▶ _Task statement_
Each entry below should be written out exactly as it is, with no pictures.
** start of Entries shown **
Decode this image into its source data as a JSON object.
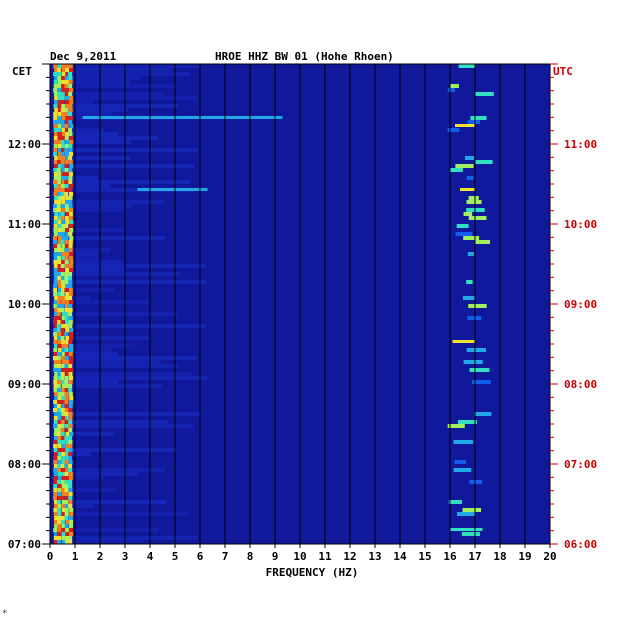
{
  "chart_data": {
    "type": "heatmap",
    "header": {
      "date": "Dec 9,2011",
      "station": "HROE HHZ BW 01 (Hohe Rhoen)"
    },
    "left_axis_title": "CET",
    "right_axis_title": "UTC",
    "xlabel": "FREQUENCY (HZ)",
    "x_ticks": [
      "0",
      "1",
      "2",
      "3",
      "4",
      "5",
      "6",
      "7",
      "8",
      "9",
      "10",
      "11",
      "12",
      "13",
      "14",
      "15",
      "16",
      "17",
      "18",
      "19",
      "20"
    ],
    "xlim": [
      0,
      20
    ],
    "left_ticks": [
      "12:00",
      "11:00",
      "10:00",
      "09:00",
      "08:00",
      "07:00"
    ],
    "right_ticks": [
      "11:00",
      "10:00",
      "09:00",
      "08:00",
      "07:00",
      "06:00"
    ],
    "time_range_cet_hours": [
      7.0,
      13.0
    ],
    "tick_hours_cet": [
      12,
      11,
      10,
      9,
      8,
      7
    ],
    "footer_mark": "*",
    "colors": {
      "background": "#10189c",
      "low": "#1a2fc8",
      "mid": "#20a8e8",
      "high": "#e8e040",
      "peak": "#d02020",
      "cet_color": "#000000",
      "utc_color": "#cc0000"
    },
    "energy_bands": [
      {
        "from_hz": 0.1,
        "to_hz": 0.9,
        "level": "peak"
      },
      {
        "from_hz": 15.8,
        "to_hz": 17.2,
        "level": "high"
      }
    ]
  }
}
** end of Entries shown **
▶ _Output of the exercise_
Decode this image into its source data as a JSON object.
{
  "chart_data": {
    "type": "heatmap",
    "header": {
      "date": "Dec 9,2011",
      "station": "HROE HHZ BW 01 (Hohe Rhoen)"
    },
    "left_axis_title": "CET",
    "right_axis_title": "UTC",
    "xlabel": "FREQUENCY (HZ)",
    "x_ticks": [
      "0",
      "1",
      "2",
      "3",
      "4",
      "5",
      "6",
      "7",
      "8",
      "9",
      "10",
      "11",
      "12",
      "13",
      "14",
      "15",
      "16",
      "17",
      "18",
      "19",
      "20"
    ],
    "xlim": [
      0,
      20
    ],
    "left_ticks": [
      "12:00",
      "11:00",
      "10:00",
      "09:00",
      "08:00",
      "07:00"
    ],
    "right_ticks": [
      "11:00",
      "10:00",
      "09:00",
      "08:00",
      "07:00",
      "06:00"
    ],
    "time_range_cet_hours": [
      7.0,
      13.0
    ],
    "tick_hours_cet": [
      12,
      11,
      10,
      9,
      8,
      7
    ],
    "footer_mark": "*",
    "colors": {
      "background": "#10189c",
      "low": "#1a2fc8",
      "mid": "#20a8e8",
      "high": "#e8e040",
      "peak": "#d02020",
      "cet_color": "#000000",
      "utc_color": "#cc0000"
    },
    "energy_bands": [
      {
        "from_hz": 0.1,
        "to_hz": 0.9,
        "level": "peak"
      },
      {
        "from_hz": 15.8,
        "to_hz": 17.2,
        "level": "high"
      }
    ]
  }
}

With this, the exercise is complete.